▶ **TEXT SECTION**:
************
The CCTG CE.6/EORTC 26062–22061 study provides robust results to support the combined approach in the elderly, particularly in patients with methylated MGMT status. Table 1 summarizes the findings the effect of combined treatment modality (NCIC CE.6/EORTC and EORTC/NCIC CE.3) and MGMT Promoter Methylation Status on OS and PFS (7,8,27,29,30).
Full table
Based, on the above sections, elderly patients are likely to benefit from combined treatment with hypofractionated RT and TMZ. For patients with methylated tumours, management options could include TMZ alone or hypofractionated RT with concurrent and adjuvant TMZ. For patients with unmethylated tumours, the possible benefit of TMZ is likely to be less (Figure 1).
Beyond radiotherapy and temozolomide
There continue to be many studies in glioblastoma of additional possible treatment options. Data for early uncontrolled studies suggested a possible benefit of adding bevacizumab, a monoclonal antibody that targets vascular endothelial growth factor (VEGF) in frail or elderly patients (31,32). Two RCT (AVAglio and RTOG 0825) assessing the addition of bevacizumab to TMZ and RT in patients with newly diagnosed glioblastoma did not demonstrate OS benefit (33,34). The AVAglio trial reported a trend for better survival with bevacizumab in elderly patients (older than age 65) with MGMT promoter-unmethylated tumors.
************
[Page layout parsing data]
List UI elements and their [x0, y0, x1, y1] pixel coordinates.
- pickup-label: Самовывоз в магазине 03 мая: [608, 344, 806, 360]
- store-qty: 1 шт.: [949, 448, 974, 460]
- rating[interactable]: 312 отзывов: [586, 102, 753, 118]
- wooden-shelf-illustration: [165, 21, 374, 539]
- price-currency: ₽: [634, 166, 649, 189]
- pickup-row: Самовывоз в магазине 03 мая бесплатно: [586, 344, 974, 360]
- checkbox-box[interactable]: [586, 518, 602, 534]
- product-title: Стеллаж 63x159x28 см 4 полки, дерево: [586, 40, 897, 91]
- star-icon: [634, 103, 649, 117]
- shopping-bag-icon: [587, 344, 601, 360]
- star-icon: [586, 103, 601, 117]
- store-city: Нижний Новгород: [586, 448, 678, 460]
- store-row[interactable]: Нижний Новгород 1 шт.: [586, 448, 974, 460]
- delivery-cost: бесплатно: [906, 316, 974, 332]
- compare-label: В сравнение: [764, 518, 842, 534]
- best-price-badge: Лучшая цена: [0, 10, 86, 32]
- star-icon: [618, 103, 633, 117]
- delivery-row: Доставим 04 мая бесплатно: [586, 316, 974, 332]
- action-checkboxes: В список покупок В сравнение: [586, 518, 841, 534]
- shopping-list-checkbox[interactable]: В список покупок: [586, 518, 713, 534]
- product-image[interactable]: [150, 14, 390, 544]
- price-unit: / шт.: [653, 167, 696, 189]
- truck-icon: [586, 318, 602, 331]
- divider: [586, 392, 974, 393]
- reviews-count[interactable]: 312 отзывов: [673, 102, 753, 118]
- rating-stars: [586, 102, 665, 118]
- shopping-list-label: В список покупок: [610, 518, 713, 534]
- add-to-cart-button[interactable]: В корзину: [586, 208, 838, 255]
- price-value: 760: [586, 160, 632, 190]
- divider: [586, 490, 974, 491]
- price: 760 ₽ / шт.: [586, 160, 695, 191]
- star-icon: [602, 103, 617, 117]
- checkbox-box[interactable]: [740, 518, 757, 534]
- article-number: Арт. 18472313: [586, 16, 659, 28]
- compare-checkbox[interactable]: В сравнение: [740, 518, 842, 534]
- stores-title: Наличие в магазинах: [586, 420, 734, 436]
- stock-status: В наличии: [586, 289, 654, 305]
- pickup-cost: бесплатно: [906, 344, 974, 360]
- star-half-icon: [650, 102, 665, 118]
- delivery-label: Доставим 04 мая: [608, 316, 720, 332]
************
▶ **REQUIRED ACTION A**: Rewrite the glioblastoma text from "The CCTG CE.6/EORTC" to "and PFS (7,8,27,29,30).", changing "elderly" to "older adults".
▶ **REQUIRED ACTION B**: According to the glioblastoma text, what does bevacizumab target?
None of these entries matter for the work here.

▶ **FINAL ANSWER A**:
The CCTG CE.6/EORTC 26062–22061 study provides robust results to support the combined approach in the older adults, particularly in patients with methylated MGMT status. Table 1 summarizes the findings the effect of combined treatment modality (NCIC CE.6/EORTC and EORTC/NCIC CE.3) and MGMT Promoter Methylation Status on OS and PFS (7,8,27,29,30).

▶ **FINAL ANSWER B**: Vascular endothelial growth factor (VEGF)